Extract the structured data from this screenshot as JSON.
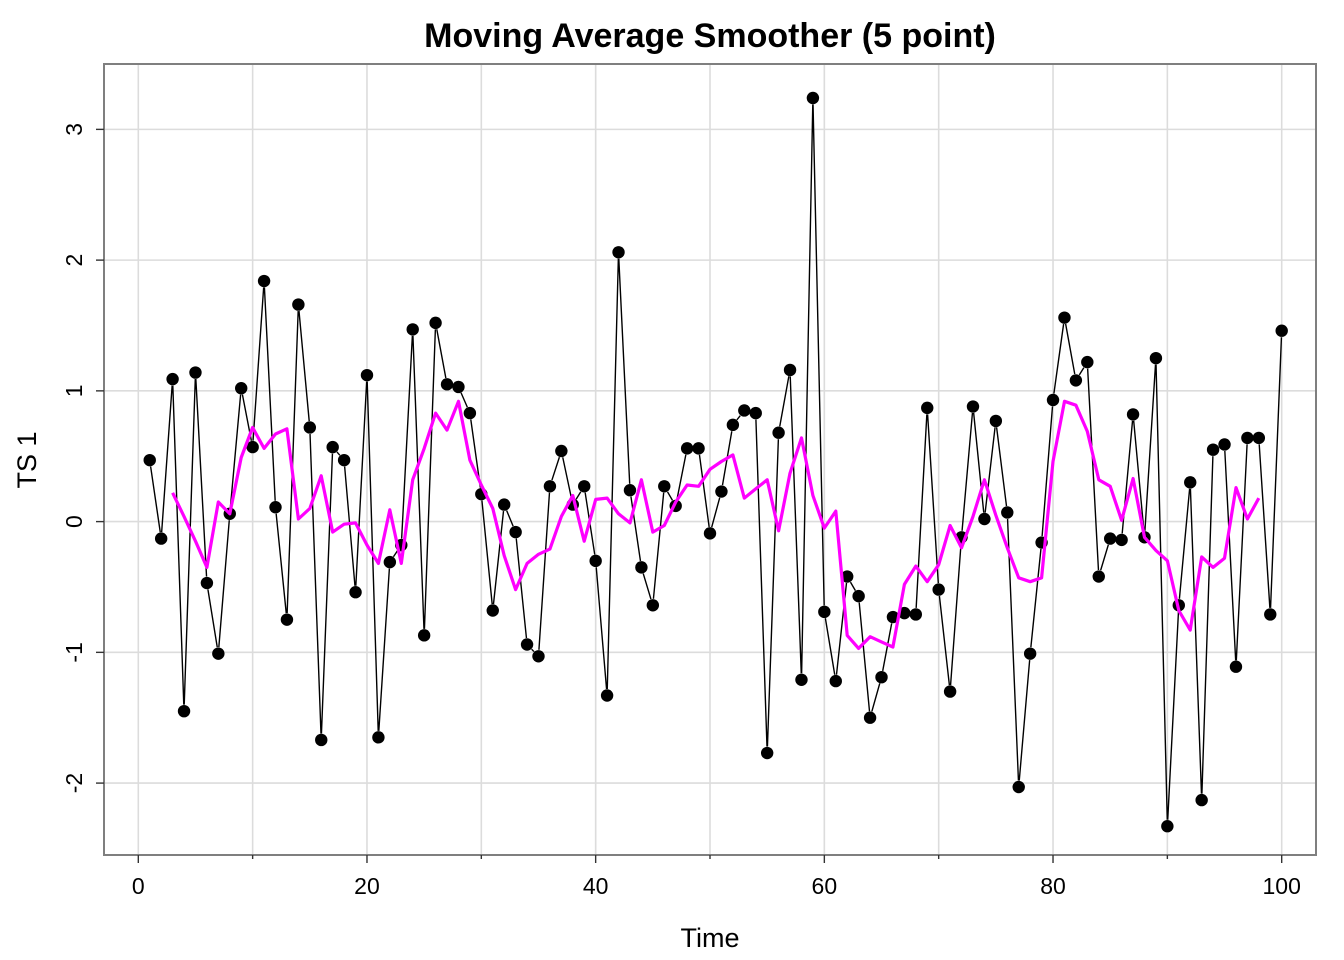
{
  "chart_data": {
    "type": "line",
    "title": "Moving Average Smoother (5 point)",
    "xlabel": "Time",
    "ylabel": "TS 1",
    "xlim": [
      -3,
      103
    ],
    "ylim": [
      -2.55,
      3.5
    ],
    "x_ticks": [
      0,
      20,
      40,
      60,
      80,
      100
    ],
    "x_minor_ticks": [
      10,
      30,
      50,
      70,
      90
    ],
    "y_ticks": [
      -2,
      -1,
      0,
      1,
      2,
      3
    ],
    "grid": true,
    "series": [
      {
        "type": "line+points",
        "color": "#000000",
        "x": [
          1,
          2,
          3,
          4,
          5,
          6,
          7,
          8,
          9,
          10,
          11,
          12,
          13,
          14,
          15,
          16,
          17,
          18,
          19,
          20,
          21,
          22,
          23,
          24,
          25,
          26,
          27,
          28,
          29,
          30,
          31,
          32,
          33,
          34,
          35,
          36,
          37,
          38,
          39,
          40,
          41,
          42,
          43,
          44,
          45,
          46,
          47,
          48,
          49,
          50,
          51,
          52,
          53,
          54,
          55,
          56,
          57,
          58,
          59,
          60,
          61,
          62,
          63,
          64,
          65,
          66,
          67,
          68,
          69,
          70,
          71,
          72,
          73,
          74,
          75,
          76,
          77,
          78,
          79,
          80,
          81,
          82,
          83,
          84,
          85,
          86,
          87,
          88,
          89,
          90,
          91,
          92,
          93,
          94,
          95,
          96,
          97,
          98,
          99,
          100
        ],
        "values": [
          0.47,
          -0.13,
          1.09,
          -1.45,
          1.14,
          -0.47,
          -1.01,
          0.06,
          1.02,
          0.57,
          1.84,
          0.11,
          -0.75,
          1.66,
          0.72,
          -1.67,
          0.57,
          0.47,
          -0.54,
          1.12,
          -1.65,
          -0.31,
          -0.18,
          1.47,
          -0.87,
          1.52,
          1.05,
          1.03,
          0.83,
          0.21,
          -0.68,
          0.13,
          -0.08,
          -0.94,
          -1.03,
          0.27,
          0.54,
          0.13,
          0.27,
          -0.3,
          -1.33,
          2.06,
          0.24,
          -0.35,
          -0.64,
          0.27,
          0.12,
          0.56,
          0.56,
          -0.09,
          0.23,
          0.74,
          0.85,
          0.83,
          -1.77,
          0.68,
          1.16,
          -1.21,
          3.24,
          -0.69,
          -1.22,
          -0.42,
          -0.57,
          -1.5,
          -1.19,
          -0.73,
          -0.7,
          -0.71,
          0.87,
          -0.52,
          -1.3,
          -0.12,
          0.88,
          0.02,
          0.77,
          0.07,
          -2.03,
          -1.01,
          -0.16,
          0.93,
          1.56,
          1.08,
          1.22,
          -0.42,
          -0.13,
          -0.14,
          0.82,
          -0.12,
          1.25,
          -2.33,
          -0.64,
          0.3,
          -2.13,
          0.55,
          0.59,
          -1.11,
          0.64,
          0.64,
          -0.71,
          1.46
        ]
      },
      {
        "type": "line",
        "color": "#ff00ff",
        "x": [
          3,
          4,
          5,
          6,
          7,
          8,
          9,
          10,
          11,
          12,
          13,
          14,
          15,
          16,
          17,
          18,
          19,
          20,
          21,
          22,
          23,
          24,
          25,
          26,
          27,
          28,
          29,
          30,
          31,
          32,
          33,
          34,
          35,
          36,
          37,
          38,
          39,
          40,
          41,
          42,
          43,
          44,
          45,
          46,
          47,
          48,
          49,
          50,
          51,
          52,
          53,
          54,
          55,
          56,
          57,
          58,
          59,
          60,
          61,
          62,
          63,
          64,
          65,
          66,
          67,
          68,
          69,
          70,
          71,
          72,
          73,
          74,
          75,
          76,
          77,
          78,
          79,
          80,
          81,
          82,
          83,
          84,
          85,
          86,
          87,
          88,
          89,
          90,
          91,
          92,
          93,
          94,
          95,
          96,
          97,
          98
        ],
        "values": [
          0.22,
          0.04,
          -0.15,
          -0.35,
          0.15,
          0.06,
          0.49,
          0.72,
          0.56,
          0.67,
          0.71,
          0.02,
          0.1,
          0.35,
          -0.08,
          -0.02,
          -0.01,
          -0.18,
          -0.32,
          0.09,
          -0.32,
          0.32,
          0.56,
          0.83,
          0.7,
          0.92,
          0.47,
          0.28,
          0.1,
          -0.26,
          -0.52,
          -0.32,
          -0.25,
          -0.21,
          0.04,
          0.2,
          -0.15,
          0.17,
          0.18,
          0.06,
          -0.01,
          0.32,
          -0.08,
          -0.03,
          0.15,
          0.28,
          0.27,
          0.4,
          0.46,
          0.51,
          0.18,
          0.25,
          0.32,
          -0.07,
          0.37,
          0.64,
          0.2,
          -0.05,
          0.08,
          -0.87,
          -0.97,
          -0.88,
          -0.92,
          -0.96,
          -0.48,
          -0.34,
          -0.46,
          -0.33,
          -0.03,
          -0.2,
          0.04,
          0.32,
          0.05,
          -0.2,
          -0.43,
          -0.46,
          -0.43,
          0.46,
          0.92,
          0.89,
          0.69,
          0.32,
          0.27,
          0.01,
          0.33,
          -0.12,
          -0.22,
          -0.3,
          -0.68,
          -0.83,
          -0.27,
          -0.35,
          -0.28,
          0.26,
          0.02,
          0.18
        ]
      }
    ]
  }
}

** Required task **
Without the pictures, repeat all the records word for word.

** The response **
Extract the structured data from this screenshot as JSON.
{
  "chart_data": {
    "type": "line",
    "title": "Moving Average Smoother (5 point)",
    "xlabel": "Time",
    "ylabel": "TS 1",
    "xlim": [
      -3,
      103
    ],
    "ylim": [
      -2.55,
      3.5
    ],
    "x_ticks": [
      0,
      20,
      40,
      60,
      80,
      100
    ],
    "x_minor_ticks": [
      10,
      30,
      50,
      70,
      90
    ],
    "y_ticks": [
      -2,
      -1,
      0,
      1,
      2,
      3
    ],
    "grid": true,
    "series": [
      {
        "type": "line+points",
        "color": "#000000",
        "x": [
          1,
          2,
          3,
          4,
          5,
          6,
          7,
          8,
          9,
          10,
          11,
          12,
          13,
          14,
          15,
          16,
          17,
          18,
          19,
          20,
          21,
          22,
          23,
          24,
          25,
          26,
          27,
          28,
          29,
          30,
          31,
          32,
          33,
          34,
          35,
          36,
          37,
          38,
          39,
          40,
          41,
          42,
          43,
          44,
          45,
          46,
          47,
          48,
          49,
          50,
          51,
          52,
          53,
          54,
          55,
          56,
          57,
          58,
          59,
          60,
          61,
          62,
          63,
          64,
          65,
          66,
          67,
          68,
          69,
          70,
          71,
          72,
          73,
          74,
          75,
          76,
          77,
          78,
          79,
          80,
          81,
          82,
          83,
          84,
          85,
          86,
          87,
          88,
          89,
          90,
          91,
          92,
          93,
          94,
          95,
          96,
          97,
          98,
          99,
          100
        ],
        "values": [
          0.47,
          -0.13,
          1.09,
          -1.45,
          1.14,
          -0.47,
          -1.01,
          0.06,
          1.02,
          0.57,
          1.84,
          0.11,
          -0.75,
          1.66,
          0.72,
          -1.67,
          0.57,
          0.47,
          -0.54,
          1.12,
          -1.65,
          -0.31,
          -0.18,
          1.47,
          -0.87,
          1.52,
          1.05,
          1.03,
          0.83,
          0.21,
          -0.68,
          0.13,
          -0.08,
          -0.94,
          -1.03,
          0.27,
          0.54,
          0.13,
          0.27,
          -0.3,
          -1.33,
          2.06,
          0.24,
          -0.35,
          -0.64,
          0.27,
          0.12,
          0.56,
          0.56,
          -0.09,
          0.23,
          0.74,
          0.85,
          0.83,
          -1.77,
          0.68,
          1.16,
          -1.21,
          3.24,
          -0.69,
          -1.22,
          -0.42,
          -0.57,
          -1.5,
          -1.19,
          -0.73,
          -0.7,
          -0.71,
          0.87,
          -0.52,
          -1.3,
          -0.12,
          0.88,
          0.02,
          0.77,
          0.07,
          -2.03,
          -1.01,
          -0.16,
          0.93,
          1.56,
          1.08,
          1.22,
          -0.42,
          -0.13,
          -0.14,
          0.82,
          -0.12,
          1.25,
          -2.33,
          -0.64,
          0.3,
          -2.13,
          0.55,
          0.59,
          -1.11,
          0.64,
          0.64,
          -0.71,
          1.46
        ]
      },
      {
        "type": "line",
        "color": "#ff00ff",
        "x": [
          3,
          4,
          5,
          6,
          7,
          8,
          9,
          10,
          11,
          12,
          13,
          14,
          15,
          16,
          17,
          18,
          19,
          20,
          21,
          22,
          23,
          24,
          25,
          26,
          27,
          28,
          29,
          30,
          31,
          32,
          33,
          34,
          35,
          36,
          37,
          38,
          39,
          40,
          41,
          42,
          43,
          44,
          45,
          46,
          47,
          48,
          49,
          50,
          51,
          52,
          53,
          54,
          55,
          56,
          57,
          58,
          59,
          60,
          61,
          62,
          63,
          64,
          65,
          66,
          67,
          68,
          69,
          70,
          71,
          72,
          73,
          74,
          75,
          76,
          77,
          78,
          79,
          80,
          81,
          82,
          83,
          84,
          85,
          86,
          87,
          88,
          89,
          90,
          91,
          92,
          93,
          94,
          95,
          96,
          97,
          98
        ],
        "values": [
          0.22,
          0.04,
          -0.15,
          -0.35,
          0.15,
          0.06,
          0.49,
          0.72,
          0.56,
          0.67,
          0.71,
          0.02,
          0.1,
          0.35,
          -0.08,
          -0.02,
          -0.01,
          -0.18,
          -0.32,
          0.09,
          -0.32,
          0.32,
          0.56,
          0.83,
          0.7,
          0.92,
          0.47,
          0.28,
          0.1,
          -0.26,
          -0.52,
          -0.32,
          -0.25,
          -0.21,
          0.04,
          0.2,
          -0.15,
          0.17,
          0.18,
          0.06,
          -0.01,
          0.32,
          -0.08,
          -0.03,
          0.15,
          0.28,
          0.27,
          0.4,
          0.46,
          0.51,
          0.18,
          0.25,
          0.32,
          -0.07,
          0.37,
          0.64,
          0.2,
          -0.05,
          0.08,
          -0.87,
          -0.97,
          -0.88,
          -0.92,
          -0.96,
          -0.48,
          -0.34,
          -0.46,
          -0.33,
          -0.03,
          -0.2,
          0.04,
          0.32,
          0.05,
          -0.2,
          -0.43,
          -0.46,
          -0.43,
          0.46,
          0.92,
          0.89,
          0.69,
          0.32,
          0.27,
          0.01,
          0.33,
          -0.12,
          -0.22,
          -0.3,
          -0.68,
          -0.83,
          -0.27,
          -0.35,
          -0.28,
          0.26,
          0.02,
          0.18
        ]
      }
    ]
  }
}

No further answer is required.